WRITTEN REQUEST | Retype all of the entries word for word.

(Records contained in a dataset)
**********

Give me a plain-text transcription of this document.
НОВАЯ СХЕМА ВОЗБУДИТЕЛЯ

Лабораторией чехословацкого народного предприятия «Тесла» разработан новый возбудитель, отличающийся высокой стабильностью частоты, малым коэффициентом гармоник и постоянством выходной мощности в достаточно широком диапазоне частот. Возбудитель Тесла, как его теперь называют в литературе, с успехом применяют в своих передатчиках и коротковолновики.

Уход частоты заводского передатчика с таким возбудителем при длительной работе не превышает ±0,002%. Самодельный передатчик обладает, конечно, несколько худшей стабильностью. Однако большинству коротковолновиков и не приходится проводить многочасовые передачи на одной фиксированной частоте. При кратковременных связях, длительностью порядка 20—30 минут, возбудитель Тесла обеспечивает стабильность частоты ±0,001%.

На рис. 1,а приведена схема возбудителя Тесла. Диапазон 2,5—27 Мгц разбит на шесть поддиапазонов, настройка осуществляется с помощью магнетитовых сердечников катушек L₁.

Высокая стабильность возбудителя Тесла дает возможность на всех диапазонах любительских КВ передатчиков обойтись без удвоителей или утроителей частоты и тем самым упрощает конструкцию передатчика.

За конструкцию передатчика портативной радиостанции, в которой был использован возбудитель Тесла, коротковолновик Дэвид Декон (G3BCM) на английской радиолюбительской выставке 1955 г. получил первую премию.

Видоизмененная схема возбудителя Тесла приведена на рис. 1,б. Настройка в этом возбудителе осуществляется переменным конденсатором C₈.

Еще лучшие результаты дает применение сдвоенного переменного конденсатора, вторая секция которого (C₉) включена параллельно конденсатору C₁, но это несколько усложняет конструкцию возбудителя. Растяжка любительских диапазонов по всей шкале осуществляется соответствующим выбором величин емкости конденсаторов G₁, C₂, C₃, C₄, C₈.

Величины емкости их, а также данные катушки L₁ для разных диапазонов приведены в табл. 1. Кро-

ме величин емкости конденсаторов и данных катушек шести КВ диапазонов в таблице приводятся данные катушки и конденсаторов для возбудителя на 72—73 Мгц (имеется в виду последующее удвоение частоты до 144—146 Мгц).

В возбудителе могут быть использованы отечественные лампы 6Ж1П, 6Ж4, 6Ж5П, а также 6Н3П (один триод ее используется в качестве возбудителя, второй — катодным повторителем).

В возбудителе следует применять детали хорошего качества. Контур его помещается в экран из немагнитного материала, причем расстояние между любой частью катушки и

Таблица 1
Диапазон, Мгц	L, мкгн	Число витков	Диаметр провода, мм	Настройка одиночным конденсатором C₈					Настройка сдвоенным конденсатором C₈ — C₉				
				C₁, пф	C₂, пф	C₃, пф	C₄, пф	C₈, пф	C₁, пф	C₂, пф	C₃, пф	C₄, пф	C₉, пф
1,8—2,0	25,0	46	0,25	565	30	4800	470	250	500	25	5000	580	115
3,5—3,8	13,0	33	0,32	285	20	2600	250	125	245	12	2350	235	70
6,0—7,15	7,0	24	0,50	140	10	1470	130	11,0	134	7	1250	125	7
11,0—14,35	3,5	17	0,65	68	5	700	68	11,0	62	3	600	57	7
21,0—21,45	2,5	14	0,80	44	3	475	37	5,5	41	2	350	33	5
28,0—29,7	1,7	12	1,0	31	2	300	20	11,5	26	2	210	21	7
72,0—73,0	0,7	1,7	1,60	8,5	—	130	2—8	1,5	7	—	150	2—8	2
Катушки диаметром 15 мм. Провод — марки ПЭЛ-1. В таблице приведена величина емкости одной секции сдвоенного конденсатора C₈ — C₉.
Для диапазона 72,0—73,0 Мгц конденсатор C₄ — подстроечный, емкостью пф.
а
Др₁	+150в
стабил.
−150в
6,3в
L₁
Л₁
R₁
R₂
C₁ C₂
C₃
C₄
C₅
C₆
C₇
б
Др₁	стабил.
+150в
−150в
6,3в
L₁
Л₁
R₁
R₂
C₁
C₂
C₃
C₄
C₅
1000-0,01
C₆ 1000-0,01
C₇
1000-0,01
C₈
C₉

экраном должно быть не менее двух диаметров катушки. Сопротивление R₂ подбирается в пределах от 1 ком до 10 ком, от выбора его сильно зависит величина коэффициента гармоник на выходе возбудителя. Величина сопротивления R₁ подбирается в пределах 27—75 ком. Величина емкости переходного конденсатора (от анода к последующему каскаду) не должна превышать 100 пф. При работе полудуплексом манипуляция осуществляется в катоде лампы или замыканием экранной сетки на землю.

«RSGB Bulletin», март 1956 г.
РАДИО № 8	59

**********

EXERCISE RESPONSE |
Give me a plain-text transcription of this document.
НОВАЯ СХЕМА ВОЗБУДИТЕЛЯ

Лабораторией чехословацкого народного предприятия «Тесла» разработан новый возбудитель, отличающийся высокой стабильностью частоты, малым коэффициентом гармоник и постоянством выходной мощности в достаточно широком диапазоне частот. Возбудитель Тесла, как его теперь называют в литературе, с успехом применяют в своих передатчиках и коротковолновики.

Уход частоты заводского передатчика с таким возбудителем при длительной работе не превышает ±0,002%. Самодельный передатчик обладает, конечно, несколько худшей стабильностью. Однако большинству коротковолновиков и не приходится проводить многочасовые передачи на одной фиксированной частоте. При кратковременных связях, длительностью порядка 20—30 минут, возбудитель Тесла обеспечивает стабильность частоты ±0,001%.

На рис. 1,а приведена схема возбудителя Тесла. Диапазон 2,5—27 Мгц разбит на шесть поддиапазонов, настройка осуществляется с помощью магнетитовых сердечников катушек L₁.

Высокая стабильность возбудителя Тесла дает возможность на всех диапазонах любительских КВ передатчиков обойтись без удвоителей или утроителей частоты и тем самым упрощает конструкцию передатчика.

За конструкцию передатчика портативной радиостанции, в которой был использован возбудитель Тесла, коротковолновик Дэвид Декон (G3BCM) на английской радиолюбительской выставке 1955 г. получил первую премию.

Видоизмененная схема возбудителя Тесла приведена на рис. 1,б. Настройка в этом возбудителе осуществляется переменным конденсатором C₈.

Еще лучшие результаты дает применение сдвоенного переменного конденсатора, вторая секция которого (C₉) включена параллельно конденсатору C₁, но это несколько усложняет конструкцию возбудителя. Растяжка любительских диапазонов по всей шкале осуществляется соответствующим выбором величин емкости конденсаторов G₁, C₂, C₃, C₄, C₈.

Величины емкости их, а также данные катушки L₁ для разных диапазонов приведены в табл. 1. Кро-

ме величин емкости конденсаторов и данных катушек шести КВ диапазонов в таблице приводятся данные катушки и конденсаторов для возбудителя на 72—73 Мгц (имеется в виду последующее удвоение частоты до 144—146 Мгц).

В возбудителе могут быть использованы отечественные лампы 6Ж1П, 6Ж4, 6Ж5П, а также 6Н3П (один триод ее используется в качестве возбудителя, второй — катодным повторителем).

В возбудителе следует применять детали хорошего качества. Контур его помещается в экран из немагнитного материала, причем расстояние между любой частью катушки и

Таблица 1
Диапазон, Мгц	L, мкгн	Число витков	Диаметр провода, мм	Настройка одиночным конденсатором C₈					Настройка сдвоенным конденсатором C₈ — C₉				
				C₁, пф	C₂, пф	C₃, пф	C₄, пф	C₈, пф	C₁, пф	C₂, пф	C₃, пф	C₄, пф	C₉, пф
1,8—2,0	25,0	46	0,25	565	30	4800	470	250	500	25	5000	580	115
3,5—3,8	13,0	33	0,32	285	20	2600	250	125	245	12	2350	235	70
6,0—7,15	7,0	24	0,50	140	10	1470	130	11,0	134	7	1250	125	7
11,0—14,35	3,5	17	0,65	68	5	700	68	11,0	62	3	600	57	7
21,0—21,45	2,5	14	0,80	44	3	475	37	5,5	41	2	350	33	5
28,0—29,7	1,7	12	1,0	31	2	300	20	11,5	26	2	210	21	7
72,0—73,0	0,7	1,7	1,60	8,5	—	130	2—8	1,5	7	—	150	2—8	2
Катушки диаметром 15 мм. Провод — марки ПЭЛ-1. В таблице приведена величина емкости одной секции сдвоенного конденсатора C₈ — C₉.
Для диапазона 72,0—73,0 Мгц конденсатор C₄ — подстроечный, емкостью пф.
а
Др₁	+150в
стабил.
−150в
6,3в
L₁
Л₁
R₁
R₂
C₁ C₂
C₃
C₄
C₅
C₆
C₇
б
Др₁	стабил.
+150в
−150в
6,3в
L₁
Л₁
R₁
R₂
C₁
C₂
C₃
C₄
C₅
1000-0,01
C₆ 1000-0,01
C₇
1000-0,01
C₈
C₉

экраном должно быть не менее двух диаметров катушки. Сопротивление R₂ подбирается в пределах от 1 ком до 10 ком, от выбора его сильно зависит величина коэффициента гармоник на выходе возбудителя. Величина сопротивления R₁ подбирается в пределах 27—75 ком. Величина емкости переходного конденсатора (от анода к последующему каскаду) не должна превышать 100 пф. При работе полудуплексом манипуляция осуществляется в катоде лампы или замыканием экранной сетки на землю.

«RSGB Bulletin», март 1956 г.
РАДИО № 8	59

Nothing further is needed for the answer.